**WHAT IS REQUIRED**: Below are some records. Pull every line that contains the word "누적순매수".

***** RECORDS TO PROCESS

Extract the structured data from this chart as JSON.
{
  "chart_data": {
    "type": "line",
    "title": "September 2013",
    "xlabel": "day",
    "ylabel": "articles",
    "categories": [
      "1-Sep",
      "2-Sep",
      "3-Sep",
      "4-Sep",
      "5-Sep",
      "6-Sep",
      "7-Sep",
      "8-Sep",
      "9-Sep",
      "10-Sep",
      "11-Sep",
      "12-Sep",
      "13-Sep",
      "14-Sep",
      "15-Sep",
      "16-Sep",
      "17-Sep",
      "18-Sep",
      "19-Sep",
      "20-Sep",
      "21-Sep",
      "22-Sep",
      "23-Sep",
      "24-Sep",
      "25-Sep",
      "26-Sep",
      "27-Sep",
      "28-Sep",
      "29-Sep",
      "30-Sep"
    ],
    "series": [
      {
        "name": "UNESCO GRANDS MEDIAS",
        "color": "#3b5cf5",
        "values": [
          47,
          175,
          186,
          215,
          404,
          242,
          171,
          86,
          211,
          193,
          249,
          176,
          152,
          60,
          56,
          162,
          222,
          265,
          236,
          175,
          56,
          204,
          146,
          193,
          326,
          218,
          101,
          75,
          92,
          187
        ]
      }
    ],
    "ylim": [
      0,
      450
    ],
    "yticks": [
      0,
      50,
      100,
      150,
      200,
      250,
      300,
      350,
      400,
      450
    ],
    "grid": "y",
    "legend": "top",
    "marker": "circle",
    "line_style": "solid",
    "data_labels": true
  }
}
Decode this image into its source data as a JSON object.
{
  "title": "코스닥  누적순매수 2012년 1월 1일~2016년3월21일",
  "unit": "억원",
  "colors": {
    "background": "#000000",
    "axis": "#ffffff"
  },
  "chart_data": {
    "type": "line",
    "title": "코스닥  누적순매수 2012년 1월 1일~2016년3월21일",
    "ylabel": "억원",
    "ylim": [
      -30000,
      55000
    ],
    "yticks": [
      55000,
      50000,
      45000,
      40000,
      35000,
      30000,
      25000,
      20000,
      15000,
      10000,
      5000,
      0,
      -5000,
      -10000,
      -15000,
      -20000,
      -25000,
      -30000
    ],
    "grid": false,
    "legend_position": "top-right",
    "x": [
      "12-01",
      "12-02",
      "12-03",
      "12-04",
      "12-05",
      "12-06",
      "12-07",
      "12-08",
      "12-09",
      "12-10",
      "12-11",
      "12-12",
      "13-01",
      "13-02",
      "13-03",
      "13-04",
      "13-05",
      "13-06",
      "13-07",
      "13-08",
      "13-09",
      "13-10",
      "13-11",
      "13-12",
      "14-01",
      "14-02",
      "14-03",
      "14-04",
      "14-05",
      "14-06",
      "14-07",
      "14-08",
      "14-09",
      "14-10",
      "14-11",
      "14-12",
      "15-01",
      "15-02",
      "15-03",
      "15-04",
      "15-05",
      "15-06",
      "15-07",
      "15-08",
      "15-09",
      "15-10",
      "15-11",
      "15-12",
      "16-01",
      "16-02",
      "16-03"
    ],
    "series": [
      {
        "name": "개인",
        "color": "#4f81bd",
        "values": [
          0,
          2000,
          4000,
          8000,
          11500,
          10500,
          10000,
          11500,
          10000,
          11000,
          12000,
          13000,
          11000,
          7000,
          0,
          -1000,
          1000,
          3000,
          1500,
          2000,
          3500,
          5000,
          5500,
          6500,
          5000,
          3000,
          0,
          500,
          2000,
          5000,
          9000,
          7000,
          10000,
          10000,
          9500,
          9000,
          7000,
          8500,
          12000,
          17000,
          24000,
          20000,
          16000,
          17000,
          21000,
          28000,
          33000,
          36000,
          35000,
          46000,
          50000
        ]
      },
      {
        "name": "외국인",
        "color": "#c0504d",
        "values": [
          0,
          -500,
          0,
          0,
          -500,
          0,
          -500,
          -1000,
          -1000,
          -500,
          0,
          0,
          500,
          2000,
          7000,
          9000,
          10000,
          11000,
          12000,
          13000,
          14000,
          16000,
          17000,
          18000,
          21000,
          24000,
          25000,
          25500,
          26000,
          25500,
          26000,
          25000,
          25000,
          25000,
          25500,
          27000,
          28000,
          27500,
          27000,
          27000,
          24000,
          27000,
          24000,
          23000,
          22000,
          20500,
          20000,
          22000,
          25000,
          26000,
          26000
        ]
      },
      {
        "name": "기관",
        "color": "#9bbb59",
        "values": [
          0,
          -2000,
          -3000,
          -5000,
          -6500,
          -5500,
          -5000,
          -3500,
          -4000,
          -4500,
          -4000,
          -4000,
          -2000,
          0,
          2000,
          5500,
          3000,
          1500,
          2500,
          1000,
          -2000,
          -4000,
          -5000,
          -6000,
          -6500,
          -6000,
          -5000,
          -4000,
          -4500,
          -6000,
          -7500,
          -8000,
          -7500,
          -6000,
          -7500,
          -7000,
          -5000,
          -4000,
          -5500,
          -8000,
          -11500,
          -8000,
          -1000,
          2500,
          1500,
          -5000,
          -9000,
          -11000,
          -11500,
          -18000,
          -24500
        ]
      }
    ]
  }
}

**********

**WRITTEN ANSWER**:
  "title": "코스닥  누적순매수 2012년 1월 1일~2016년3월21일",
    "title": "코스닥  누적순매수 2012년 1월 1일~2016년3월21일",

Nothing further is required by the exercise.